### What the task asks
All of the lines below are to be printed again exactly; images are excluded from the output.

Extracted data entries
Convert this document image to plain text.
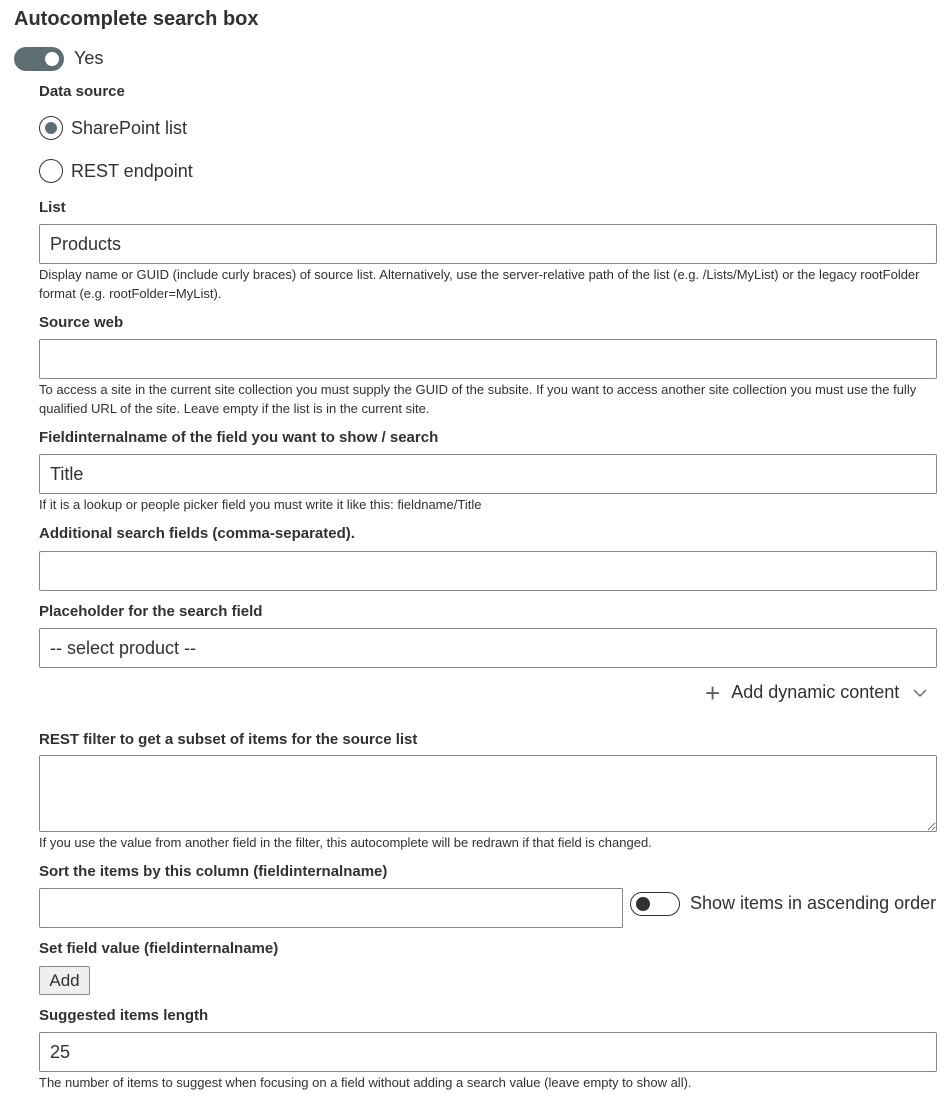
Autocomplete search box
Yes
Data source
SharePoint list
REST endpoint
List
Products
Display name or GUID (include curly braces) of source list. Alternatively, use the server-relative path of the list (e.g. /Lists/MyList) or the legacy rootFolder format (e.g. rootFolder=MyList).
Source web
To access a site in the current site collection you must supply the GUID of the subsite. If you want to access another site collection you must use the fully qualified URL of the site. Leave empty if the list is in the current site.
Fieldinternalname of the field you want to show / search
Title
If it is a lookup or people picker field you must write it like this: fieldname/Title
Additional search fields (comma-separated).
Placeholder for the search field
-- select product --
+ Add dynamic content
REST filter to get a subset of items for the source list
If you use the value from another field in the filter, this autocomplete will be redrawn if that field is changed.
Sort the items by this column (fieldinternalname)
Show items in ascending order
Set field value (fieldinternalname)
Add
Suggested items length
25
The number of items to suggest when focusing on a field without adding a search value (leave empty to show all).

### Task answer
Convert this document image to plain text.
Autocomplete search box
Yes
Data source
SharePoint list
REST endpoint
List
Products
Display name or GUID (include curly braces) of source list. Alternatively, use the server-relative path of the list (e.g. /Lists/MyList) or the legacy rootFolder format (e.g. rootFolder=MyList).
Source web
To access a site in the current site collection you must supply the GUID of the subsite. If you want to access another site collection you must use the fully qualified URL of the site. Leave empty if the list is in the current site.
Fieldinternalname of the field you want to show / search
Title
If it is a lookup or people picker field you must write it like this: fieldname/Title
Additional search fields (comma-separated).
Placeholder for the search field
-- select product --
+ Add dynamic content
REST filter to get a subset of items for the source list
If you use the value from another field in the filter, this autocomplete will be redrawn if that field is changed.
Sort the items by this column (fieldinternalname)
Show items in ascending order
Set field value (fieldinternalname)
Add
Suggested items length
25
The number of items to suggest when focusing on a field without adding a search value (leave empty to show all).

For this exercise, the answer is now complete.